-- What you will do --
From the listing below, pull out every line where the string "name" appears.

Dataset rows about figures
★ ★ ★ ★ ★

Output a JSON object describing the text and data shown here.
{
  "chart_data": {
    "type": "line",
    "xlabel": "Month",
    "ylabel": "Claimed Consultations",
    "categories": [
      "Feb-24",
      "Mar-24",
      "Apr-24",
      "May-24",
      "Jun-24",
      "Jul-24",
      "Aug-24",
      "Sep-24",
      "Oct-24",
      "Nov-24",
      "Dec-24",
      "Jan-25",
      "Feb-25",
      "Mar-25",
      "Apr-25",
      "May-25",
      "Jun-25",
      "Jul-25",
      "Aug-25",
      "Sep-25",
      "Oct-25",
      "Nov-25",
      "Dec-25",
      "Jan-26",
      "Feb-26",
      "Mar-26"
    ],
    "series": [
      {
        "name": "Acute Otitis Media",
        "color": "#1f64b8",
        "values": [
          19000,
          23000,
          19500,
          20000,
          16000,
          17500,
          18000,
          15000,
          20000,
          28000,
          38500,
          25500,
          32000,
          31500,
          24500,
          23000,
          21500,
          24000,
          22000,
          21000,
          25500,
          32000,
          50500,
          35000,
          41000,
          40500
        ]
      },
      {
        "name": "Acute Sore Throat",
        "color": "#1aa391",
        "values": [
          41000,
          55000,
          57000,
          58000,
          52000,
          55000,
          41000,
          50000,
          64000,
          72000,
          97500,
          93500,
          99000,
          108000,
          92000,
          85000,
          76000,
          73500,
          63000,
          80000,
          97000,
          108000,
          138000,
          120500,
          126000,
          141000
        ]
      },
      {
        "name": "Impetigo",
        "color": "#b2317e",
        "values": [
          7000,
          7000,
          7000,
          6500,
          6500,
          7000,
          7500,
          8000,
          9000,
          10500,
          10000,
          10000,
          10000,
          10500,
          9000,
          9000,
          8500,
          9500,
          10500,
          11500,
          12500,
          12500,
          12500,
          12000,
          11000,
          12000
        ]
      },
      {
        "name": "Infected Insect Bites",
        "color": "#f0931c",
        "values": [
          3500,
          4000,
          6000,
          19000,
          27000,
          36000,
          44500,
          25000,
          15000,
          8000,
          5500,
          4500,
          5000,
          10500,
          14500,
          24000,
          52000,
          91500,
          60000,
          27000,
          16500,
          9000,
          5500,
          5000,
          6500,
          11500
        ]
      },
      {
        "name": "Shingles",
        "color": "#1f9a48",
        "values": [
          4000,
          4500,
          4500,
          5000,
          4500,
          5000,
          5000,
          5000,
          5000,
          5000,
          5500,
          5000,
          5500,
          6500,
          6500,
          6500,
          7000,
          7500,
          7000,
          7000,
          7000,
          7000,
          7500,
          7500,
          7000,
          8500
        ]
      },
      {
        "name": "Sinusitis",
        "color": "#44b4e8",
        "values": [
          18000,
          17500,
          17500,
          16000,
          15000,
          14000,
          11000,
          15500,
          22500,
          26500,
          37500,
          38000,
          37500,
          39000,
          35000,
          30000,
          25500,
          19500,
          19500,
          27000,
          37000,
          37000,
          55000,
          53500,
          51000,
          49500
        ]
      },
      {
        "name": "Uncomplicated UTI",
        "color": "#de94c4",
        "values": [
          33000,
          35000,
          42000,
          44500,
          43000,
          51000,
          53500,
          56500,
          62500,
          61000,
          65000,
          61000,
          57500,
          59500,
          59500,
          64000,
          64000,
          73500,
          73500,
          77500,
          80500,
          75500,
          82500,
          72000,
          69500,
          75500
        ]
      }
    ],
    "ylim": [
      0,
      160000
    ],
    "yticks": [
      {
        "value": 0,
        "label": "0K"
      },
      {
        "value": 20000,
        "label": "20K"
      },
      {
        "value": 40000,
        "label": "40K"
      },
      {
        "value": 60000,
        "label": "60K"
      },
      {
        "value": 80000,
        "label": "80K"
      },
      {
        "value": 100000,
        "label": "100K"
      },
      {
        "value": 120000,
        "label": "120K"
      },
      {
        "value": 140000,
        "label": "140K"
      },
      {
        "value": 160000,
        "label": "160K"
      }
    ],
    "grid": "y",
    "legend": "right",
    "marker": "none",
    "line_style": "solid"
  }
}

★ ★ ★ ★ ★

-- Task output --
        "name": "Acute Otitis Media",
        "name": "Acute Sore Throat",
        "name": "Impetigo",
        "name": "Infected Insect Bites",
        "name": "Shingles",
        "name": "Sinusitis",
        "name": "Uncomplicated UTI",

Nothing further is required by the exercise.